### [Text shown]
Last updated: July 16, 2026
Skicy is a Mac app for composing App Store, Google Play, Mac App Store, and Microsoft Store screenshots. This policy explains, in plain language, what happens to your data. There is no account to create and no sign-in.
What we collect
Nothing. Skicy has no analytics, no crash reporting, no telemetry, and no third-party SDKs. It does not phone home. There is no account, no sign-in, and no identifier of any kind. What you do in the app is entirely your business.
What we never collect
- Your projects and screenshots. The contents of
.skicyfiles (or the legacy.vitrineformat) and the images inside them are never transmitted. We never see your designs. - File names, folder paths, project names, or any on-canvas text. None of your content or file-system information is ever included in an event.
- Personal information. No name, email, contacts, location entered by you, documents, or device advertising identifiers.
Where your files live
Your Skicy projects (.skicy files, or legacy .vitrine files) and the exported
screenshots stay on your Mac, in the locations you choose. They are never uploaded anywhere by the app.

### [Information shown]
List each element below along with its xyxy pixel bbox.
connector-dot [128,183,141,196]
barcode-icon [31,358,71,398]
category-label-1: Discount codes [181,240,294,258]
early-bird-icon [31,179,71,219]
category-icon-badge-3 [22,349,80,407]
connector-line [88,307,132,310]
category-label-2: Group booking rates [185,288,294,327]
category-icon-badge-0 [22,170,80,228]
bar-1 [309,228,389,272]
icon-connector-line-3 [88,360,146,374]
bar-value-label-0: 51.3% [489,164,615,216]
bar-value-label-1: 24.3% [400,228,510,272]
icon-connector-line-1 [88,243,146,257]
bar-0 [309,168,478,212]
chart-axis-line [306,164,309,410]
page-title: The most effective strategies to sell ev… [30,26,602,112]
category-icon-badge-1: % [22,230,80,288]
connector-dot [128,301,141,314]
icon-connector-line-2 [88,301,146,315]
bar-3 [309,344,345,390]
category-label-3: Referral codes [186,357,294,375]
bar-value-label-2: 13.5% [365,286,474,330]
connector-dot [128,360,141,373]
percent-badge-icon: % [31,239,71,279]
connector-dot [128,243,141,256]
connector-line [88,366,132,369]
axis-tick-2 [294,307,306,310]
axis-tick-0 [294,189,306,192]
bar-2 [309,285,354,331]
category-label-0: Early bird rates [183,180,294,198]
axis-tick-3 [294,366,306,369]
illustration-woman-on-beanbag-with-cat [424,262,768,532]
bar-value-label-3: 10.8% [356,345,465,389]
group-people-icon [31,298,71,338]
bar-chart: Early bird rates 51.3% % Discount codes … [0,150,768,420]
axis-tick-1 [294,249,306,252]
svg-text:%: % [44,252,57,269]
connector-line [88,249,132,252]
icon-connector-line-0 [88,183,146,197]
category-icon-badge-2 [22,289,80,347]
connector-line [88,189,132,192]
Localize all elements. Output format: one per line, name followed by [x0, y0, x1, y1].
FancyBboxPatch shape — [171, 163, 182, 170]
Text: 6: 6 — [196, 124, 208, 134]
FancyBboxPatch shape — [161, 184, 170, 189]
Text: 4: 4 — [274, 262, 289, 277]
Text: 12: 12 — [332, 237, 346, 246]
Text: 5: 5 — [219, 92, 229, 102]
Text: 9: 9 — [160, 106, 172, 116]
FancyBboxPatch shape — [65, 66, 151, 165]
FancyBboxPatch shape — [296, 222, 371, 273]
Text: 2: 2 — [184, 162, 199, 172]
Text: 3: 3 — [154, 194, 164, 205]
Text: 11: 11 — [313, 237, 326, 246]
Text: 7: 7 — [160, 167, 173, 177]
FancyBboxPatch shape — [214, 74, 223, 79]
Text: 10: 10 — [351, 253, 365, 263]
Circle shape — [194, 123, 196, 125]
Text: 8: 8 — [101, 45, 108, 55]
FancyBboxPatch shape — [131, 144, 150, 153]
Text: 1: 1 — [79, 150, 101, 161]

### [Study questions]
- A) According to the Skicy privacy policy, where do Skicy projects and exported screenshots stay?
- B) Continue the Skicy privacy policy from where it stops.

### [Expected outputs]
- A) They stay on your Mac, in the locations you choose, and the app never uploads them anywhere.

- B)
A .skicy file embeds full copies of the images you add,
so a project is entirely self-contained on your own disk.
When Skicy uses the network
Skicy's editor works fully offline. It contacts the network in these situations:
- Downloading official Apple device frames. If you choose Device ▸ Get Official Apple Frames…, the app downloads bezel image packs directly from Apple's design resources content delivery network. It is a plain file download from Apple to your Mac. No information about you is sent beyond the standard network request needed to fetch a file. The frames are saved locally and used from there.
- Uploading screenshots to App Store Connect. If you add an App Store Connect API key and choose to upload, Skicy sends your exported screenshots and signed API requests to Apple's App Store Connect service. This only ever happens when you start an upload yourself, from the app or from the command line. The API key is stored in the macOS keychain on your Mac and is used solely to talk to Apple on your behalf.
- Publishing screenshots to Google Play. If you add a Google service-account key and choose to publish, Skicy sends your exported images and signed API requests to Google's Play Developer service. This only ever happens when you start a publish yourself, from the app or from the command line. The key is stored in the macOS keychain on your Mac and is used solely to talk to Google on your behalf.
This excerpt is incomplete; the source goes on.